Exercise prompt | Select each line where the word "اختيار" appears.

(Data records)
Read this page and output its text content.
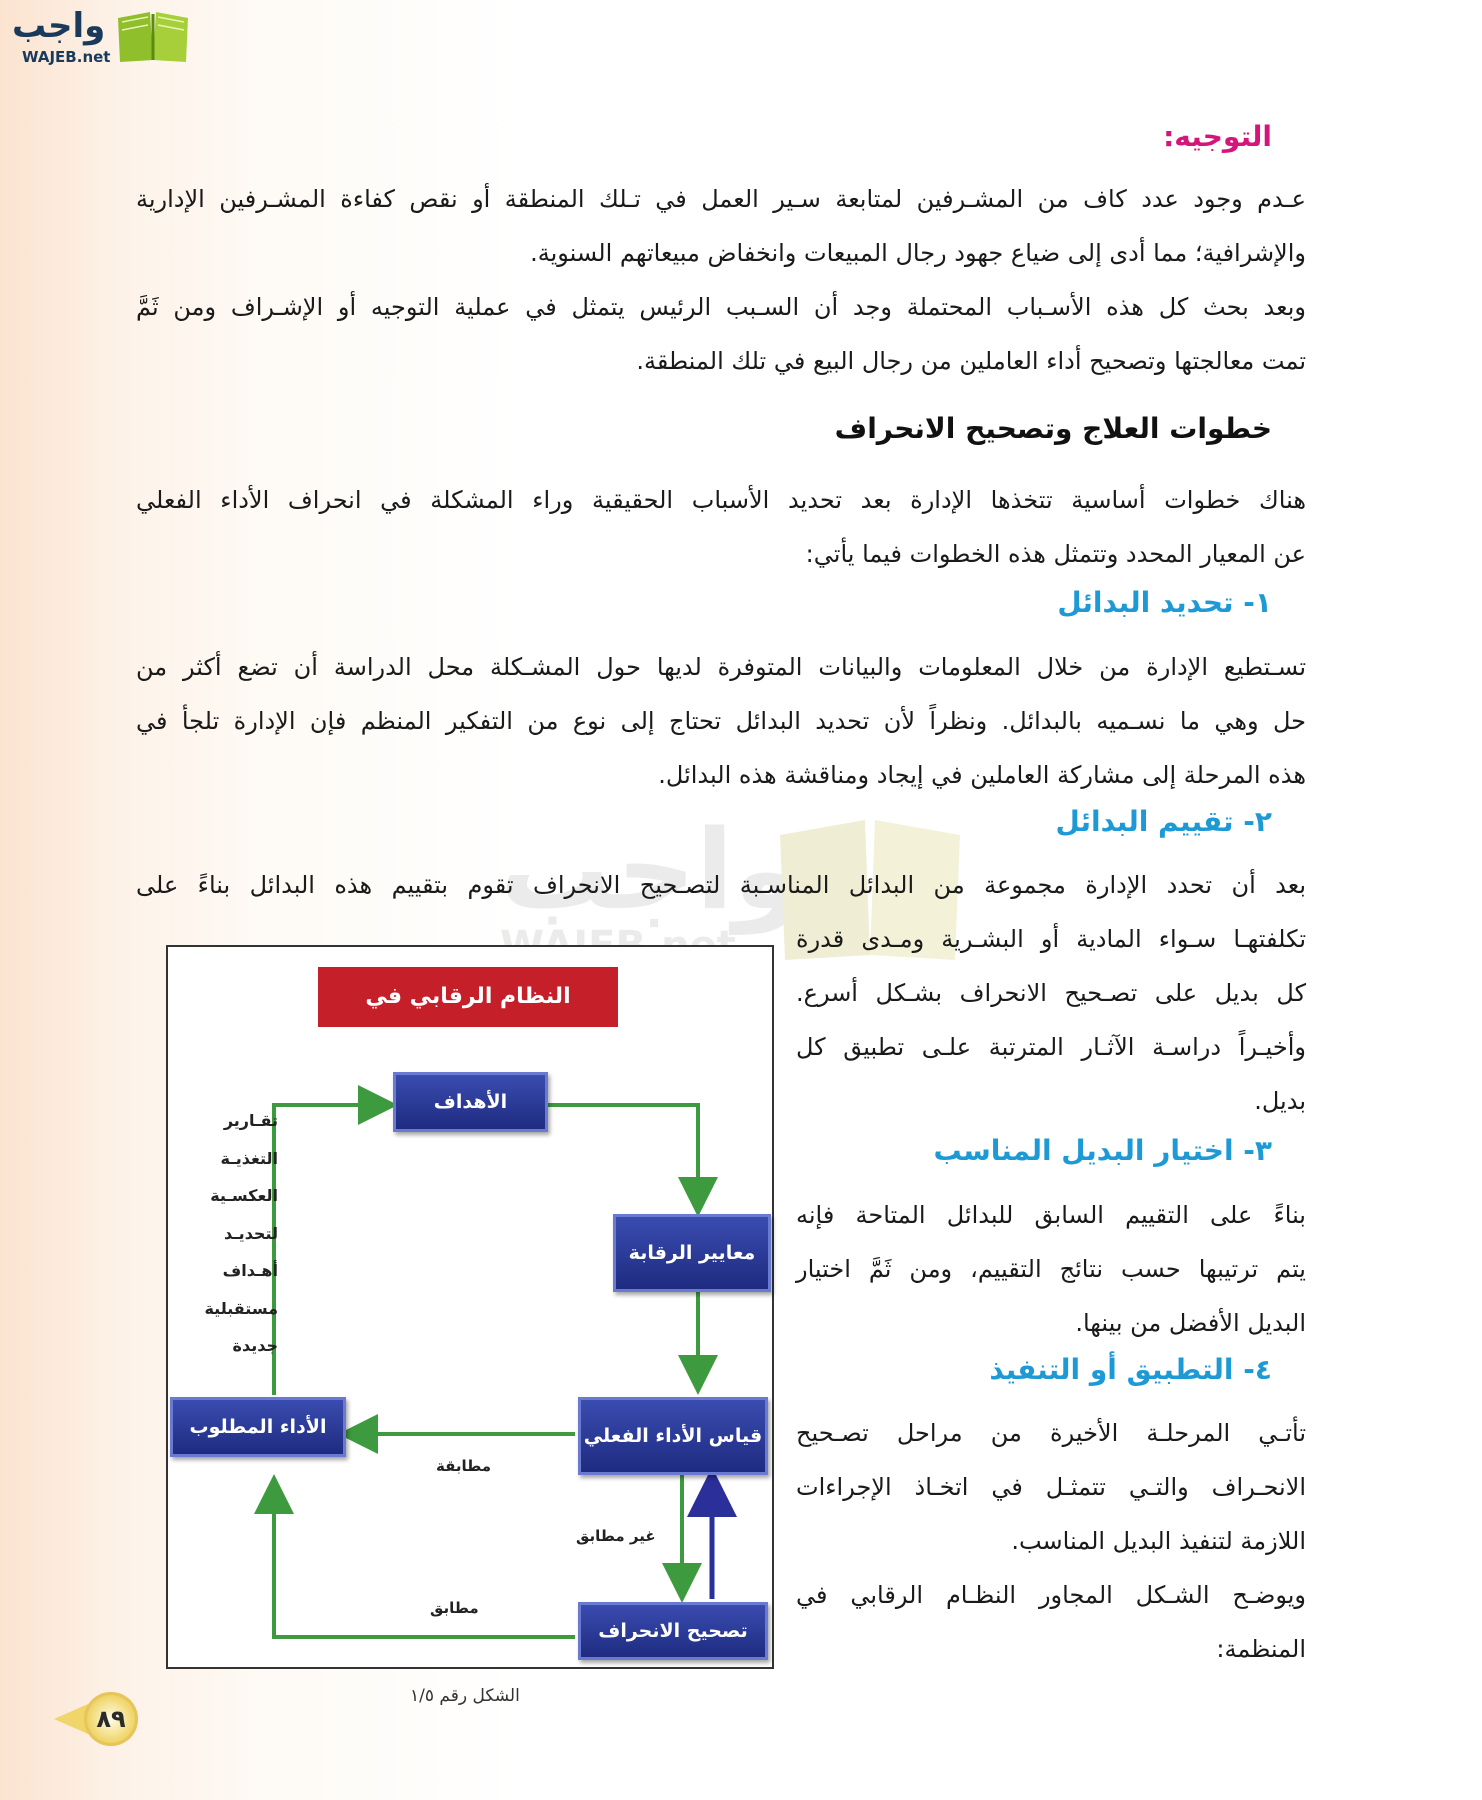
واجب
WAJEB.net
واجب
التوجيه:
عـدم وجود عدد كاف من المشـرفين لمتابعة سـير العمل في تـلك المنطقة أو نقص كفاءة المشـرفين الإدارية
والإشرافية؛ مما أدى إلى ضياع جهود رجال المبيعات وانخفاض مبيعاتهم السنوية.
وبعد بحث كل هذه الأسـباب المحتملة وجد أن السـبب الرئيس يتمثل في عملية التوجيه أو الإشـراف ومن ثَمَّ
تمت معالجتها وتصحيح أداء العاملين من رجال البيع في تلك المنطقة.
خطوات العلاج وتصحيح الانحراف
هناك خطوات أساسية تتخذها الإدارة بعد تحديد الأسباب الحقيقية وراء المشكلة في انحراف الأداء الفعلي
عن المعيار المحدد وتتمثل هذه الخطوات فيما يأتي:
١- تحديد البدائل
تسـتطيع الإدارة من خلال المعلومات والبيانات المتوفرة لديها حول المشـكلة محل الدراسة أن تضع أكثر من
حل وهي ما نسـميه بالبدائل. ونظراً لأن تحديد البدائل تحتاج إلى نوع من التفكير المنظم فإن الإدارة تلجأ في
هذه المرحلة إلى مشاركة العاملين في إيجاد ومناقشة هذه البدائل.
٢- تقييم البدائل
بعد أن تحدد الإدارة مجموعة من البدائل المناسـبة لتصـحيح الانحراف تقوم بتقييم هذه البدائل بناءً على
تكلفتهـا سـواء المادية أو البشـرية ومـدى قدرة
كل بديل على تصـحيح الانحراف بشـكل أسرع.
وأخيـراً دراسـة الآثـار المترتبة علـى تطبيق كل
بديل.
٣- اختيار البديل المناسب
بناءً على التقييم السابق للبدائل المتاحة فإنه
يتم ترتيبها حسب نتائج التقييم، ومن ثَمَّ اختيار
البديل الأفضل من بينها.
٤- التطبيق أو التنفيذ
تأتـي المرحلـة الأخيرة من مراحل تصـحيح
الانحـراف والتـي تتمثـل في اتخـاذ الإجراءات
اللازمة لتنفيذ البديل المناسب.
ويوضـح الشـكل المجاور النظـام الرقابي في
المنظمة:
النظام الرقابي في المنظمة
الأهداف
معايير الرقابة
قياس الأداء الفعلي
الأداء المطلوب
تصحيح الانحراف
تقـارير
التغذيـة
العكسـية
لتحديـد
أهـداف
مستقبلية
جديدة
مطابقة
غير مطابق
مطابق
الشكل رقم ١/٥
٨٩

Answer |
٣- اختيار البديل المناسب
يتم ترتيبها حسب نتائج التقييم، ومن ثَمَّ اختيار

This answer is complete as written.